• [Set problem]: Restate the records that follow word for word; no pictures should appear.

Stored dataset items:
** BEGIN **
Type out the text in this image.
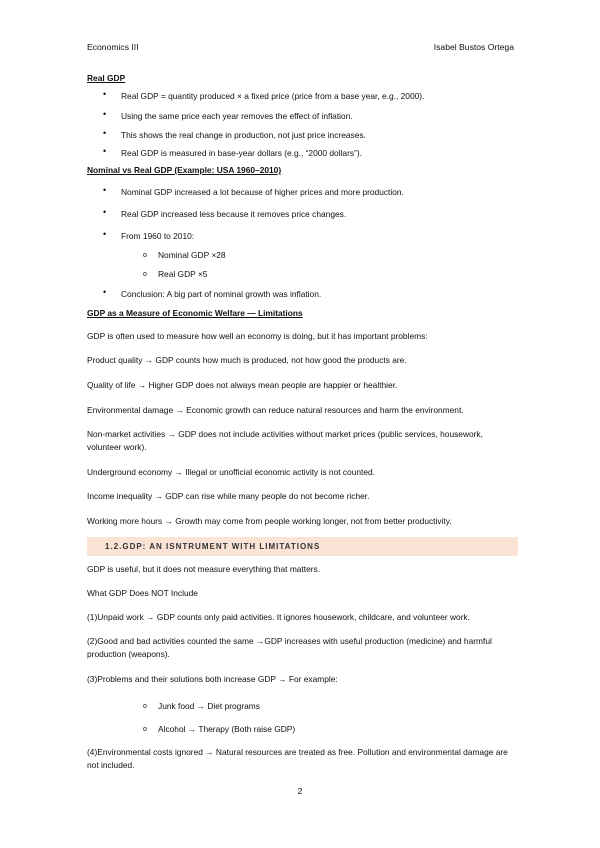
Economics III	Isabel Bustos Ortega
Real GDP
• Real GDP = quantity produced × a fixed price (price from a base year, e.g., 2000).
• Using the same price each year removes the effect of inflation.
• This shows the real change in production, not just price increases.
• Real GDP is measured in base-year dollars (e.g., “2000 dollars”).
Nominal vs Real GDP (Example: USA 1960–2010)
• Nominal GDP increased a lot because of higher prices and more production.
• Real GDP increased less because it removes price changes.
• From 1960 to 2010:
o Nominal GDP ×28
o Real GDP ×5
• Conclusion: A big part of nominal growth was inflation.
GDP as a Measure of Economic Welfare — Limitations
GDP is often used to measure how well an economy is doing, but it has important problems:
Product quality → GDP counts how much is produced, not how good the products are.
Quality of life → Higher GDP does not always mean people are happier or healthier.
Environmental damage → Economic growth can reduce natural resources and harm the environment.
Non-market activities → GDP does not include activities without market prices (public services, housework, volunteer work).
Underground economy → Illegal or unofficial economic activity is not counted.
Income inequality → GDP can rise while many people do not become richer.
Working more hours → Growth may come from people working longer, not from better productivity.
1.2.GDP: AN ISNTRUMENT WITH LIMITATIONS
GDP is useful, but it does not measure everything that matters.
What GDP Does NOT Include
(1)Unpaid work → GDP counts only paid activities. It ignores housework, childcare, and volunteer work.
(2)Good and bad activities counted the same →GDP increases with useful production (medicine) and harmful production (weapons).
(3)Problems and their solutions both increase GDP → For example:
o Junk food → Diet programs
o Alcohol → Therapy (Both raise GDP)
(4)Environmental costs ignored → Natural resources are treated as free. Pollution and environmental damage are not included.
2
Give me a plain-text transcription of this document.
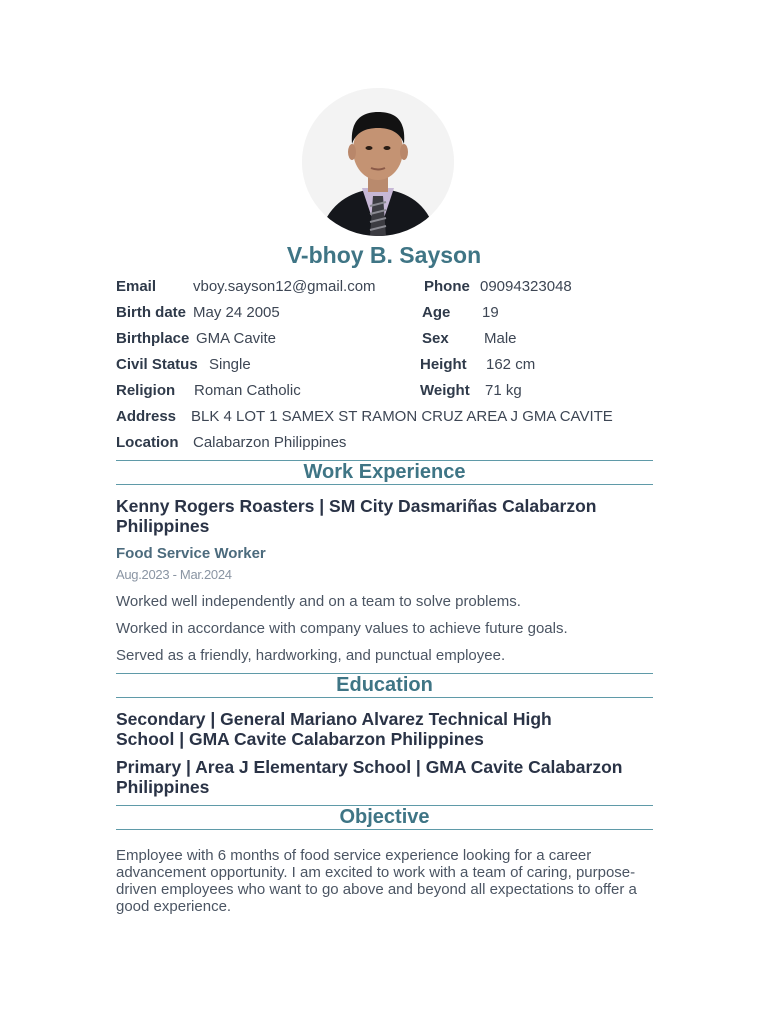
V-bhoy B. Sayson
Email vboy.sayson12@gmail.com	Phone 09094323048
Birth date May 24 2005	Age 19
Birthplace GMA Cavite	Sex Male
Civil Status Single	Height 162 cm
Religion Roman Catholic	Weight 71 kg
Address BLK 4 LOT 1 SAMEX ST RAMON CRUZ AREA J GMA CAVITE
Location Calabarzon Philippines
Work Experience

Kenny Rogers Roasters | SM City Dasmariñas Calabarzon Philippines

Food Service Worker

Aug.2023 - Mar.2024

Worked well independently and on a team to solve problems.

Worked in accordance with company values to achieve future goals.

Served as a friendly, hardworking, and punctual employee.

Education

Secondary | General Mariano Alvarez Technical High School | GMA Cavite Calabarzon Philippines

Primary | Area J Elementary School | GMA Cavite Calabarzon Philippines

Objective

Employee with 6 months of food service experience looking for a career advancement opportunity. I am excited to work with a team of caring, purpose-driven employees who want to go above and beyond all expectations to offer a good experience.
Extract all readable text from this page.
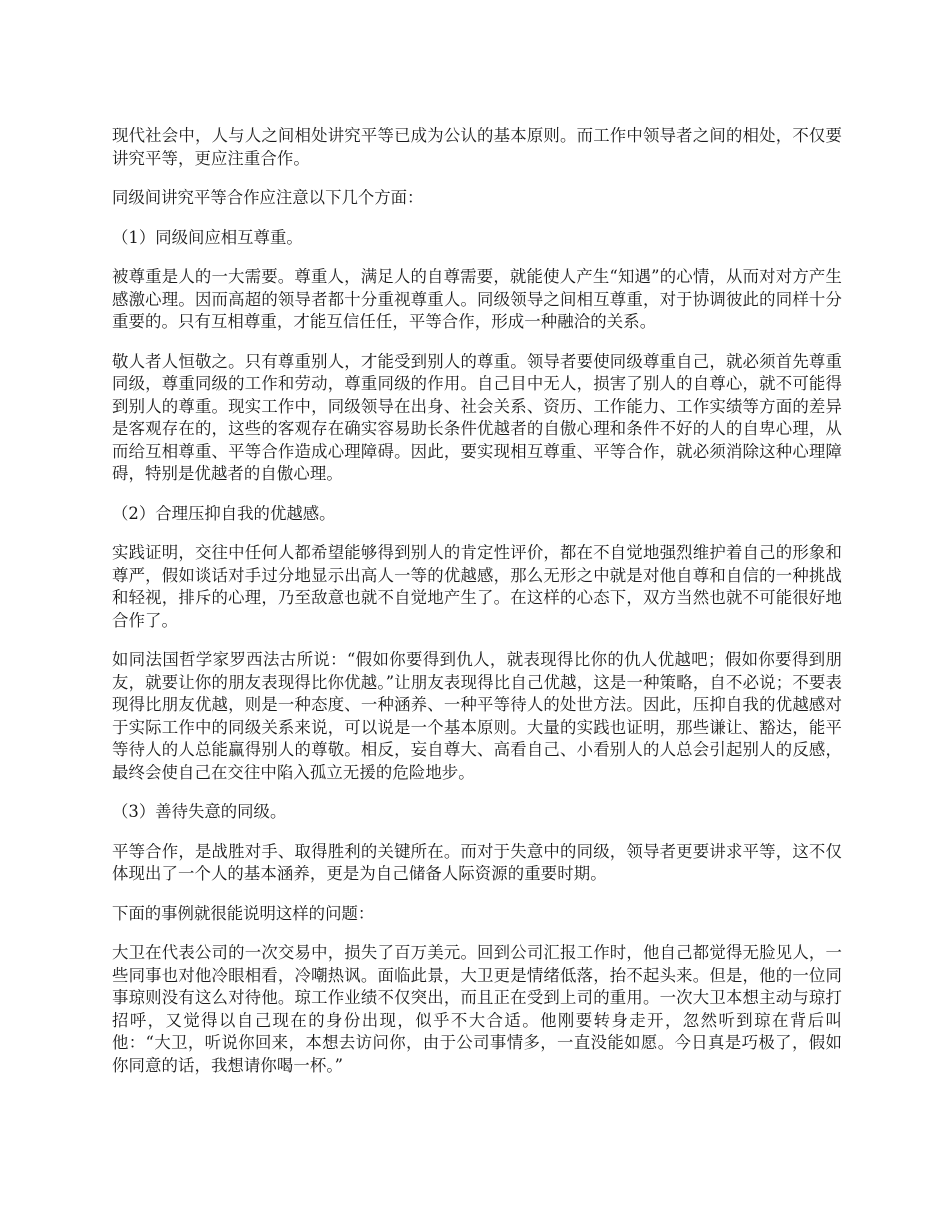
现代社会中，人与人之间相处讲究平等已成为公认的基本原则。而工作中领导者之间的相处，不仅要讲究平等，更应注重合作。

同级间讲究平等合作应注意以下几个方面：

（1）同级间应相互尊重。

被尊重是人的一大需要。尊重人，满足人的自尊需要，就能使人产生“知遇”的心情，从而对对方产生感激心理。因而高超的领导者都十分重视尊重人。同级领导之间相互尊重，对于协调彼此的同样十分重要的。只有互相尊重，才能互信任任，平等合作，形成一种融洽的关系。

敬人者人恒敬之。只有尊重别人，才能受到别人的尊重。领导者要使同级尊重自己，就必须首先尊重同级，尊重同级的工作和劳动，尊重同级的作用。自己目中无人，损害了别人的自尊心，就不可能得到别人的尊重。现实工作中，同级领导在出身、社会关系、资历、工作能力、工作实绩等方面的差异是客观存在的，这些的客观存在确实容易助长条件优越者的自傲心理和条件不好的人的自卑心理，从而给互相尊重、平等合作造成心理障碍。因此，要实现相互尊重、平等合作，就必须消除这种心理障碍，特别是优越者的自傲心理。

（2）合理压抑自我的优越感。

实践证明，交往中任何人都希望能够得到别人的肯定性评价，都在不自觉地强烈维护着自己的形象和尊严，假如谈话对手过分地显示出高人一等的优越感，那么无形之中就是对他自尊和自信的一种挑战和轻视，排斥的心理，乃至敌意也就不自觉地产生了。在这样的心态下，双方当然也就不可能很好地合作了。

如同法国哲学家罗西法古所说：“假如你要得到仇人，就表现得比你的仇人优越吧；假如你要得到朋友，就要让你的朋友表现得比你优越。”让朋友表现得比自己优越，这是一种策略，自不必说；不要表现得比朋友优越，则是一种态度、一种涵养、一种平等待人的处世方法。因此，压抑自我的优越感对于实际工作中的同级关系来说，可以说是一个基本原则。大量的实践也证明，那些谦让、豁达，能平等待人的人总能赢得别人的尊敬。相反，妄自尊大、高看自己、小看别人的人总会引起别人的反感，最终会使自己在交往中陷入孤立无援的危险地步。

（3）善待失意的同级。

平等合作，是战胜对手、取得胜利的关键所在。而对于失意中的同级，领导者更要讲求平等，这不仅体现出了一个人的基本涵养，更是为自己储备人际资源的重要时期。

下面的事例就很能说明这样的问题：

大卫在代表公司的一次交易中，损失了百万美元。回到公司汇报工作时，他自己都觉得无脸见人，一些同事也对他冷眼相看，冷嘲热讽。面临此景，大卫更是情绪低落，抬不起头来。但是，他的一位同事琼则没有这么对待他。琼工作业绩不仅突出，而且正在受到上司的重用。一次大卫本想主动与琼打招呼，又觉得以自己现在的身份出现，似乎不大合适。他刚要转身走开，忽然听到琼在背后叫他：“大卫，听说你回来，本想去访问你，由于公司事情多，一直没能如愿。今日真是巧极了，假如你同意的话，我想请你喝一杯。”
** END **
• [Response to this exercise]:
Type out the text in this image.
Economics III	Isabel Bustos Ortega
Real GDP
• Real GDP = quantity produced × a fixed price (price from a base year, e.g., 2000).
• Using the same price each year removes the effect of inflation.
• This shows the real change in production, not just price increases.
• Real GDP is measured in base-year dollars (e.g., “2000 dollars”).
Nominal vs Real GDP (Example: USA 1960–2010)
• Nominal GDP increased a lot because of higher prices and more production.
• Real GDP increased less because it removes price changes.
• From 1960 to 2010:
o Nominal GDP ×28
o Real GDP ×5
• Conclusion: A big part of nominal growth was inflation.
GDP as a Measure of Economic Welfare — Limitations
GDP is often used to measure how well an economy is doing, but it has important problems:
Product quality → GDP counts how much is produced, not how good the products are.
Quality of life → Higher GDP does not always mean people are happier or healthier.
Environmental damage → Economic growth can reduce natural resources and harm the environment.
Non-market activities → GDP does not include activities without market prices (public services, housework, volunteer work).
Underground economy → Illegal or unofficial economic activity is not counted.
Income inequality → GDP can rise while many people do not become richer.
Working more hours → Growth may come from people working longer, not from better productivity.
1.2.GDP: AN ISNTRUMENT WITH LIMITATIONS
GDP is useful, but it does not measure everything that matters.
What GDP Does NOT Include
(1)Unpaid work → GDP counts only paid activities. It ignores housework, childcare, and volunteer work.
(2)Good and bad activities counted the same →GDP increases with useful production (medicine) and harmful production (weapons).
(3)Problems and their solutions both increase GDP → For example:
o Junk food → Diet programs
o Alcohol → Therapy (Both raise GDP)
(4)Environmental costs ignored → Natural resources are treated as free. Pollution and environmental damage are not included.
2
Give me a plain-text transcription of this document.
V-bhoy B. Sayson
Email vboy.sayson12@gmail.com	Phone 09094323048
Birth date May 24 2005	Age 19
Birthplace GMA Cavite	Sex Male
Civil Status Single	Height 162 cm
Religion Roman Catholic	Weight 71 kg
Address BLK 4 LOT 1 SAMEX ST RAMON CRUZ AREA J GMA CAVITE
Location Calabarzon Philippines
Work Experience

Kenny Rogers Roasters | SM City Dasmariñas Calabarzon Philippines

Food Service Worker

Aug.2023 - Mar.2024

Worked well independently and on a team to solve problems.

Worked in accordance with company values to achieve future goals.

Served as a friendly, hardworking, and punctual employee.

Education

Secondary | General Mariano Alvarez Technical High School | GMA Cavite Calabarzon Philippines

Primary | Area J Elementary School | GMA Cavite Calabarzon Philippines

Objective

Employee with 6 months of food service experience looking for a career advancement opportunity. I am excited to work with a team of caring, purpose-driven employees who want to go above and beyond all expectations to offer a good experience.
Extract all readable text from this page.
现代社会中，人与人之间相处讲究平等已成为公认的基本原则。而工作中领导者之间的相处，不仅要讲究平等，更应注重合作。

同级间讲究平等合作应注意以下几个方面：

（1）同级间应相互尊重。

被尊重是人的一大需要。尊重人，满足人的自尊需要，就能使人产生“知遇”的心情，从而对对方产生感激心理。因而高超的领导者都十分重视尊重人。同级领导之间相互尊重，对于协调彼此的同样十分重要的。只有互相尊重，才能互信任任，平等合作，形成一种融洽的关系。

敬人者人恒敬之。只有尊重别人，才能受到别人的尊重。领导者要使同级尊重自己，就必须首先尊重同级，尊重同级的工作和劳动，尊重同级的作用。自己目中无人，损害了别人的自尊心，就不可能得到别人的尊重。现实工作中，同级领导在出身、社会关系、资历、工作能力、工作实绩等方面的差异是客观存在的，这些的客观存在确实容易助长条件优越者的自傲心理和条件不好的人的自卑心理，从而给互相尊重、平等合作造成心理障碍。因此，要实现相互尊重、平等合作，就必须消除这种心理障碍，特别是优越者的自傲心理。

（2）合理压抑自我的优越感。

实践证明，交往中任何人都希望能够得到别人的肯定性评价，都在不自觉地强烈维护着自己的形象和尊严，假如谈话对手过分地显示出高人一等的优越感，那么无形之中就是对他自尊和自信的一种挑战和轻视，排斥的心理，乃至敌意也就不自觉地产生了。在这样的心态下，双方当然也就不可能很好地合作了。

如同法国哲学家罗西法古所说：“假如你要得到仇人，就表现得比你的仇人优越吧；假如你要得到朋友，就要让你的朋友表现得比你优越。”让朋友表现得比自己优越，这是一种策略，自不必说；不要表现得比朋友优越，则是一种态度、一种涵养、一种平等待人的处世方法。因此，压抑自我的优越感对于实际工作中的同级关系来说，可以说是一个基本原则。大量的实践也证明，那些谦让、豁达，能平等待人的人总能赢得别人的尊敬。相反，妄自尊大、高看自己、小看别人的人总会引起别人的反感，最终会使自己在交往中陷入孤立无援的危险地步。

（3）善待失意的同级。

平等合作，是战胜对手、取得胜利的关键所在。而对于失意中的同级，领导者更要讲求平等，这不仅体现出了一个人的基本涵养，更是为自己储备人际资源的重要时期。

下面的事例就很能说明这样的问题：

大卫在代表公司的一次交易中，损失了百万美元。回到公司汇报工作时，他自己都觉得无脸见人，一些同事也对他冷眼相看，冷嘲热讽。面临此景，大卫更是情绪低落，抬不起头来。但是，他的一位同事琼则没有这么对待他。琼工作业绩不仅突出，而且正在受到上司的重用。一次大卫本想主动与琼打招呼，又觉得以自己现在的身份出现，似乎不大合适。他刚要转身走开，忽然听到琼在背后叫他：“大卫，听说你回来，本想去访问你，由于公司事情多，一直没能如愿。今日真是巧极了，假如你同意的话，我想请你喝一杯。”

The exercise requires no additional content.